▶ [The exercise]:
From the line with "Enumerate this screenshot's" down to the final line of the material below, quote every line exactly and leave out all lines before it.

━━━━━━━━━━━━━━━━

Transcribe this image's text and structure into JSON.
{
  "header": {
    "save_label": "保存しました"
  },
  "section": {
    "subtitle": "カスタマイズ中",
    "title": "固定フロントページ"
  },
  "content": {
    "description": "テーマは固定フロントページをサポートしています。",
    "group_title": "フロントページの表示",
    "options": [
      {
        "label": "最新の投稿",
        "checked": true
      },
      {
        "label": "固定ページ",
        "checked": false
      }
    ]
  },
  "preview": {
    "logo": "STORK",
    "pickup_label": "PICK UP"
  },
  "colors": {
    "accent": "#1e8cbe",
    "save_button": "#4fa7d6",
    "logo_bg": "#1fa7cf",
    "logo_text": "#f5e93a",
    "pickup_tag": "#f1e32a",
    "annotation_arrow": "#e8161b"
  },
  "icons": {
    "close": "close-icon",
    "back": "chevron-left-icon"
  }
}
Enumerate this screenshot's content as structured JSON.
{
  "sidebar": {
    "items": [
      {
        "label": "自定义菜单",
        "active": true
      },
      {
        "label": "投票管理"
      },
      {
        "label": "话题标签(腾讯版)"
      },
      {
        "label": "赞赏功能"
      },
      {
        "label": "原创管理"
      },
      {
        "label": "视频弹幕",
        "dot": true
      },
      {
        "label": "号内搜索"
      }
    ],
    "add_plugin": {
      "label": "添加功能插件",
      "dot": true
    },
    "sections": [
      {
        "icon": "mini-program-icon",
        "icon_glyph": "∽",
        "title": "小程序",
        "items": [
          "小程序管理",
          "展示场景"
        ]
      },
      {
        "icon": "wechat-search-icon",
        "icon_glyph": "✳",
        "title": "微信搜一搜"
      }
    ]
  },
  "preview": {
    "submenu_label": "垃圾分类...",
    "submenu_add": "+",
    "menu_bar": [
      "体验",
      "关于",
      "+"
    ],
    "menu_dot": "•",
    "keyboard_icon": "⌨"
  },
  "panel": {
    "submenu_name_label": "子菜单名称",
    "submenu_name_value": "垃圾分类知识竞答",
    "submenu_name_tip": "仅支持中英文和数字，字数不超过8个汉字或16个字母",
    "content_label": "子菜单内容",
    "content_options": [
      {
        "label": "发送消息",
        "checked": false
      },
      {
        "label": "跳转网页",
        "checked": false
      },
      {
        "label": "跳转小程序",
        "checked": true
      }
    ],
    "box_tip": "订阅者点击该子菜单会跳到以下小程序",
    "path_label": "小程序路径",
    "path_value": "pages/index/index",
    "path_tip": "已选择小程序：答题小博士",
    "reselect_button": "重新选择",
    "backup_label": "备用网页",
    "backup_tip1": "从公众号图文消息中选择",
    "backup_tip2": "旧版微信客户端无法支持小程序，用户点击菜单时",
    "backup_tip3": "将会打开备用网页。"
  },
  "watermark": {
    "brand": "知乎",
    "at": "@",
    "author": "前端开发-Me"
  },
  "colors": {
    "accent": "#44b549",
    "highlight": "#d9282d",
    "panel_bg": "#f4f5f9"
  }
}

━━━━━━━━━━━━━━━━

▶ [Result of this task]:
Enumerate this screenshot's content as structured JSON.
{
  "sidebar": {
    "items": [
      {
        "label": "自定义菜单",
        "active": true
      },
      {
        "label": "投票管理"
      },
      {
        "label": "话题标签(腾讯版)"
      },
      {
        "label": "赞赏功能"
      },
      {
        "label": "原创管理"
      },
      {
        "label": "视频弹幕",
        "dot": true
      },
      {
        "label": "号内搜索"
      }
    ],
    "add_plugin": {
      "label": "添加功能插件",
      "dot": true
    },
    "sections": [
      {
        "icon": "mini-program-icon",
        "icon_glyph": "∽",
        "title": "小程序",
        "items": [
          "小程序管理",
          "展示场景"
        ]
      },
      {
        "icon": "wechat-search-icon",
        "icon_glyph": "✳",
        "title": "微信搜一搜"
      }
    ]
  },
  "preview": {
    "submenu_label": "垃圾分类...",
    "submenu_add": "+",
    "menu_bar": [
      "体验",
      "关于",
      "+"
    ],
    "menu_dot": "•",
    "keyboard_icon": "⌨"
  },
  "panel": {
    "submenu_name_label": "子菜单名称",
    "submenu_name_value": "垃圾分类知识竞答",
    "submenu_name_tip": "仅支持中英文和数字，字数不超过8个汉字或16个字母",
    "content_label": "子菜单内容",
    "content_options": [
      {
        "label": "发送消息",
        "checked": false
      },
      {
        "label": "跳转网页",
        "checked": false
      },
      {
        "label": "跳转小程序",
        "checked": true
      }
    ],
    "box_tip": "订阅者点击该子菜单会跳到以下小程序",
    "path_label": "小程序路径",
    "path_value": "pages/index/index",
    "path_tip": "已选择小程序：答题小博士",
    "reselect_button": "重新选择",
    "backup_label": "备用网页",
    "backup_tip1": "从公众号图文消息中选择",
    "backup_tip2": "旧版微信客户端无法支持小程序，用户点击菜单时",
    "backup_tip3": "将会打开备用网页。"
  },
  "watermark": {
    "brand": "知乎",
    "at": "@",
    "author": "前端开发-Me"
  },
  "colors": {
    "accent": "#44b549",
    "highlight": "#d9282d",
    "panel_bg": "#f4f5f9"
  }
}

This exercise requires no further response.